───── RECORDS FOR THE EXERCISE

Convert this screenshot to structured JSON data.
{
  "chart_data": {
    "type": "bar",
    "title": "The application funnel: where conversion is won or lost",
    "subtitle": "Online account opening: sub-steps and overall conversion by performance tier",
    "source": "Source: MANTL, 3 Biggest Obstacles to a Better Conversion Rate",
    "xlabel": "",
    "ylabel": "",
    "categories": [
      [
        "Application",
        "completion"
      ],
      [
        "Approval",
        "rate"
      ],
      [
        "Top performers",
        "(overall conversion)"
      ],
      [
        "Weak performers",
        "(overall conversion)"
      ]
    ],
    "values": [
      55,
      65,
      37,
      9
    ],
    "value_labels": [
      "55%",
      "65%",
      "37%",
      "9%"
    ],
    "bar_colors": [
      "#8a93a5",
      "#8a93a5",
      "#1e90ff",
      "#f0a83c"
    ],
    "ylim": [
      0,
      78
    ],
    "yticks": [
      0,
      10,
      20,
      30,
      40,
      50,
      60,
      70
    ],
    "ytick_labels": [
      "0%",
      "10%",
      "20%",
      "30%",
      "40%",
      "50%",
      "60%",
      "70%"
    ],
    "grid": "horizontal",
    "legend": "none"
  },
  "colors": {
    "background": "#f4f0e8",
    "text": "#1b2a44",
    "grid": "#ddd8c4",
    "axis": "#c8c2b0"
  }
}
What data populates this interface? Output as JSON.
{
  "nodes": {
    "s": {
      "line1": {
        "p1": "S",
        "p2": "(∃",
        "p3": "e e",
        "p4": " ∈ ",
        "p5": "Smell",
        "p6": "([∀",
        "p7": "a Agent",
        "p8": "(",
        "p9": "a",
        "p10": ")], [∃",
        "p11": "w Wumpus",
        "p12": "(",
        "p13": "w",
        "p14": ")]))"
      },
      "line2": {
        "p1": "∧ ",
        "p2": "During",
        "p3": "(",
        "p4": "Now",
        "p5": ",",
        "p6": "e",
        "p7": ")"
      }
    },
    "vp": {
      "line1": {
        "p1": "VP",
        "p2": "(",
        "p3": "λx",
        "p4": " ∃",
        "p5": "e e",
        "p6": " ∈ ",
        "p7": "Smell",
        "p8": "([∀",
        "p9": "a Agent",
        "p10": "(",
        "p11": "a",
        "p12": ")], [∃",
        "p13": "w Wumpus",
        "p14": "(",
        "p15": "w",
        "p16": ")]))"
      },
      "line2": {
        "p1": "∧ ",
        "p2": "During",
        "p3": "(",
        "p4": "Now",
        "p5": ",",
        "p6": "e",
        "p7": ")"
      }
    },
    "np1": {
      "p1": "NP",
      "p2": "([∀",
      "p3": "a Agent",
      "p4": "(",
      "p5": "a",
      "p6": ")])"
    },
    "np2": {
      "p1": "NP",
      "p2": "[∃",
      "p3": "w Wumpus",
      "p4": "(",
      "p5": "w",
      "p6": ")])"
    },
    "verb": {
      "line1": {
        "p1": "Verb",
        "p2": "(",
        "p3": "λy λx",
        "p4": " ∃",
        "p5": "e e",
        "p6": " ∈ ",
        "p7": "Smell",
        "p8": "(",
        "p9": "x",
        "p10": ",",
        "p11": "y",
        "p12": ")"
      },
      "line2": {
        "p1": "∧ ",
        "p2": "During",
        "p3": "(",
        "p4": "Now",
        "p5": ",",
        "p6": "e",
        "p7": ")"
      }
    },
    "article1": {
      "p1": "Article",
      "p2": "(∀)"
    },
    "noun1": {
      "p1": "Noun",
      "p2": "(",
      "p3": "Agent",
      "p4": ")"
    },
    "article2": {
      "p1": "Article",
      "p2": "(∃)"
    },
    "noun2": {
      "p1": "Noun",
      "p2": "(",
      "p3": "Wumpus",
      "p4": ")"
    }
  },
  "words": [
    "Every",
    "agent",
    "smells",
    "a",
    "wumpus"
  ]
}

──────────

Write out the full listing, keeping every line exactly as it is.

Convert this screenshot to structured JSON data.
{
  "chart_data": {
    "type": "bar",
    "title": "The application funnel: where conversion is won or lost",
    "subtitle": "Online account opening: sub-steps and overall conversion by performance tier",
    "source": "Source: MANTL, 3 Biggest Obstacles to a Better Conversion Rate",
    "xlabel": "",
    "ylabel": "",
    "categories": [
      [
        "Application",
        "completion"
      ],
      [
        "Approval",
        "rate"
      ],
      [
        "Top performers",
        "(overall conversion)"
      ],
      [
        "Weak performers",
        "(overall conversion)"
      ]
    ],
    "values": [
      55,
      65,
      37,
      9
    ],
    "value_labels": [
      "55%",
      "65%",
      "37%",
      "9%"
    ],
    "bar_colors": [
      "#8a93a5",
      "#8a93a5",
      "#1e90ff",
      "#f0a83c"
    ],
    "ylim": [
      0,
      78
    ],
    "yticks": [
      0,
      10,
      20,
      30,
      40,
      50,
      60,
      70
    ],
    "ytick_labels": [
      "0%",
      "10%",
      "20%",
      "30%",
      "40%",
      "50%",
      "60%",
      "70%"
    ],
    "grid": "horizontal",
    "legend": "none"
  },
  "colors": {
    "background": "#f4f0e8",
    "text": "#1b2a44",
    "grid": "#ddd8c4",
    "axis": "#c8c2b0"
  }
}
What data populates this interface? Output as JSON.
{
  "nodes": {
    "s": {
      "line1": {
        "p1": "S",
        "p2": "(∃",
        "p3": "e e",
        "p4": " ∈ ",
        "p5": "Smell",
        "p6": "([∀",
        "p7": "a Agent",
        "p8": "(",
        "p9": "a",
        "p10": ")], [∃",
        "p11": "w Wumpus",
        "p12": "(",
        "p13": "w",
        "p14": ")]))"
      },
      "line2": {
        "p1": "∧ ",
        "p2": "During",
        "p3": "(",
        "p4": "Now",
        "p5": ",",
        "p6": "e",
        "p7": ")"
      }
    },
    "vp": {
      "line1": {
        "p1": "VP",
        "p2": "(",
        "p3": "λx",
        "p4": " ∃",
        "p5": "e e",
        "p6": " ∈ ",
        "p7": "Smell",
        "p8": "([∀",
        "p9": "a Agent",
        "p10": "(",
        "p11": "a",
        "p12": ")], [∃",
        "p13": "w Wumpus",
        "p14": "(",
        "p15": "w",
        "p16": ")]))"
      },
      "line2": {
        "p1": "∧ ",
        "p2": "During",
        "p3": "(",
        "p4": "Now",
        "p5": ",",
        "p6": "e",
        "p7": ")"
      }
    },
    "np1": {
      "p1": "NP",
      "p2": "([∀",
      "p3": "a Agent",
      "p4": "(",
      "p5": "a",
      "p6": ")])"
    },
    "np2": {
      "p1": "NP",
      "p2": "[∃",
      "p3": "w Wumpus",
      "p4": "(",
      "p5": "w",
      "p6": ")])"
    },
    "verb": {
      "line1": {
        "p1": "Verb",
        "p2": "(",
        "p3": "λy λx",
        "p4": " ∃",
        "p5": "e e",
        "p6": " ∈ ",
        "p7": "Smell",
        "p8": "(",
        "p9": "x",
        "p10": ",",
        "p11": "y",
        "p12": ")"
      },
      "line2": {
        "p1": "∧ ",
        "p2": "During",
        "p3": "(",
        "p4": "Now",
        "p5": ",",
        "p6": "e",
        "p7": ")"
      }
    },
    "article1": {
      "p1": "Article",
      "p2": "(∀)"
    },
    "noun1": {
      "p1": "Noun",
      "p2": "(",
      "p3": "Agent",
      "p4": ")"
    },
    "article2": {
      "p1": "Article",
      "p2": "(∃)"
    },
    "noun2": {
      "p1": "Noun",
      "p2": "(",
      "p3": "Wumpus",
      "p4": ")"
    }
  },
  "words": [
    "Every",
    "agent",
    "smells",
    "a",
    "wumpus"
  ]
}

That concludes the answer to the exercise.